= The task =
Transcribe every entry below word for word, but skip the pictures.

= Figure dataset records =
— begin —
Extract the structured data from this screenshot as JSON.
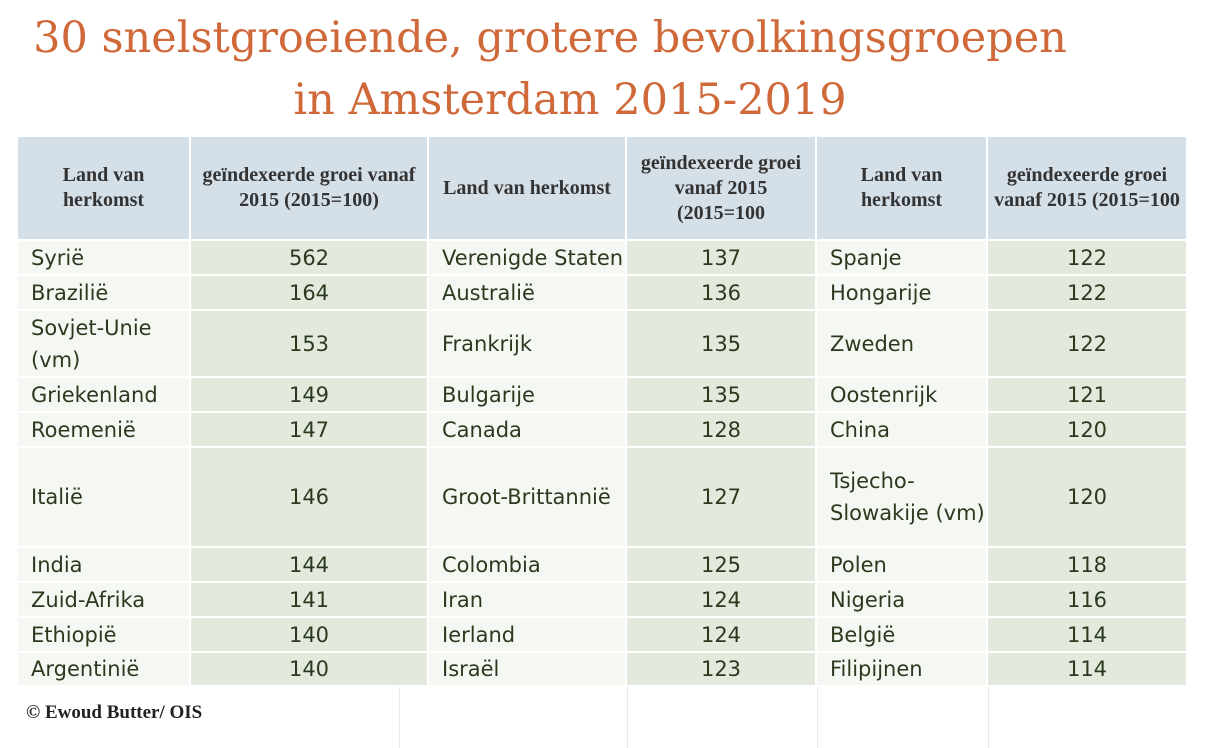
{
  "title": {
    "line1": "30 snelstgroeiende, grotere bevolkingsgroepen",
    "line2": "in Amsterdam 2015-2019"
  },
  "headers": [
    {
      "country": "Land van herkomst",
      "growth": "geïndexeerde groei vanaf 2015 (2015=100)"
    },
    {
      "country": "Land van herkomst",
      "growth": "geïndexeerde groei vanaf 2015 (2015=100"
    },
    {
      "country": "Land van herkomst",
      "growth": "geïndexeerde groei vanaf 2015 (2015=100"
    }
  ],
  "groups": [
    [
      {
        "country": "Syrië",
        "value": "562"
      },
      {
        "country": "Brazilië",
        "value": "164"
      },
      {
        "country": "Sovjet-Unie (vm)",
        "value": "153"
      },
      {
        "country": "Griekenland",
        "value": "149"
      },
      {
        "country": "Roemenië",
        "value": "147"
      },
      {
        "country": "Italië",
        "value": "146"
      },
      {
        "country": "India",
        "value": "144"
      },
      {
        "country": "Zuid-Afrika",
        "value": "141"
      },
      {
        "country": "Ethiopië",
        "value": "140"
      },
      {
        "country": "Argentinië",
        "value": "140"
      }
    ],
    [
      {
        "country": "Verenigde Staten",
        "value": "137"
      },
      {
        "country": "Australië",
        "value": "136"
      },
      {
        "country": "Frankrijk",
        "value": "135"
      },
      {
        "country": "Bulgarije",
        "value": "135"
      },
      {
        "country": "Canada",
        "value": "128"
      },
      {
        "country": "Groot-Brittannië",
        "value": "127"
      },
      {
        "country": "Colombia",
        "value": "125"
      },
      {
        "country": "Iran",
        "value": "124"
      },
      {
        "country": "Ierland",
        "value": "124"
      },
      {
        "country": "Israël",
        "value": "123"
      }
    ],
    [
      {
        "country": "Spanje",
        "value": "122"
      },
      {
        "country": "Hongarije",
        "value": "122"
      },
      {
        "country": "Zweden",
        "value": "122"
      },
      {
        "country": "Oostenrijk",
        "value": "121"
      },
      {
        "country": "China",
        "value": "120"
      },
      {
        "country": "Tsjecho-Slowakije (vm)",
        "value": "120"
      },
      {
        "country": "Polen",
        "value": "118"
      },
      {
        "country": "Nigeria",
        "value": "116"
      },
      {
        "country": "België",
        "value": "114"
      },
      {
        "country": "Filipijnen",
        "value": "114"
      }
    ]
  ],
  "footer": "© Ewoud Butter/ OIS"
}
— end —
= Exercise answer =
Extract the structured data from this screenshot as JSON.
{
  "title": {
    "line1": "30 snelstgroeiende, grotere bevolkingsgroepen",
    "line2": "in Amsterdam 2015-2019"
  },
  "headers": [
    {
      "country": "Land van herkomst",
      "growth": "geïndexeerde groei vanaf 2015 (2015=100)"
    },
    {
      "country": "Land van herkomst",
      "growth": "geïndexeerde groei vanaf 2015 (2015=100"
    },
    {
      "country": "Land van herkomst",
      "growth": "geïndexeerde groei vanaf 2015 (2015=100"
    }
  ],
  "groups": [
    [
      {
        "country": "Syrië",
        "value": "562"
      },
      {
        "country": "Brazilië",
        "value": "164"
      },
      {
        "country": "Sovjet-Unie (vm)",
        "value": "153"
      },
      {
        "country": "Griekenland",
        "value": "149"
      },
      {
        "country": "Roemenië",
        "value": "147"
      },
      {
        "country": "Italië",
        "value": "146"
      },
      {
        "country": "India",
        "value": "144"
      },
      {
        "country": "Zuid-Afrika",
        "value": "141"
      },
      {
        "country": "Ethiopië",
        "value": "140"
      },
      {
        "country": "Argentinië",
        "value": "140"
      }
    ],
    [
      {
        "country": "Verenigde Staten",
        "value": "137"
      },
      {
        "country": "Australië",
        "value": "136"
      },
      {
        "country": "Frankrijk",
        "value": "135"
      },
      {
        "country": "Bulgarije",
        "value": "135"
      },
      {
        "country": "Canada",
        "value": "128"
      },
      {
        "country": "Groot-Brittannië",
        "value": "127"
      },
      {
        "country": "Colombia",
        "value": "125"
      },
      {
        "country": "Iran",
        "value": "124"
      },
      {
        "country": "Ierland",
        "value": "124"
      },
      {
        "country": "Israël",
        "value": "123"
      }
    ],
    [
      {
        "country": "Spanje",
        "value": "122"
      },
      {
        "country": "Hongarije",
        "value": "122"
      },
      {
        "country": "Zweden",
        "value": "122"
      },
      {
        "country": "Oostenrijk",
        "value": "121"
      },
      {
        "country": "China",
        "value": "120"
      },
      {
        "country": "Tsjecho-Slowakije (vm)",
        "value": "120"
      },
      {
        "country": "Polen",
        "value": "118"
      },
      {
        "country": "Nigeria",
        "value": "116"
      },
      {
        "country": "België",
        "value": "114"
      },
      {
        "country": "Filipijnen",
        "value": "114"
      }
    ]
  ],
  "footer": "© Ewoud Butter/ OIS"
}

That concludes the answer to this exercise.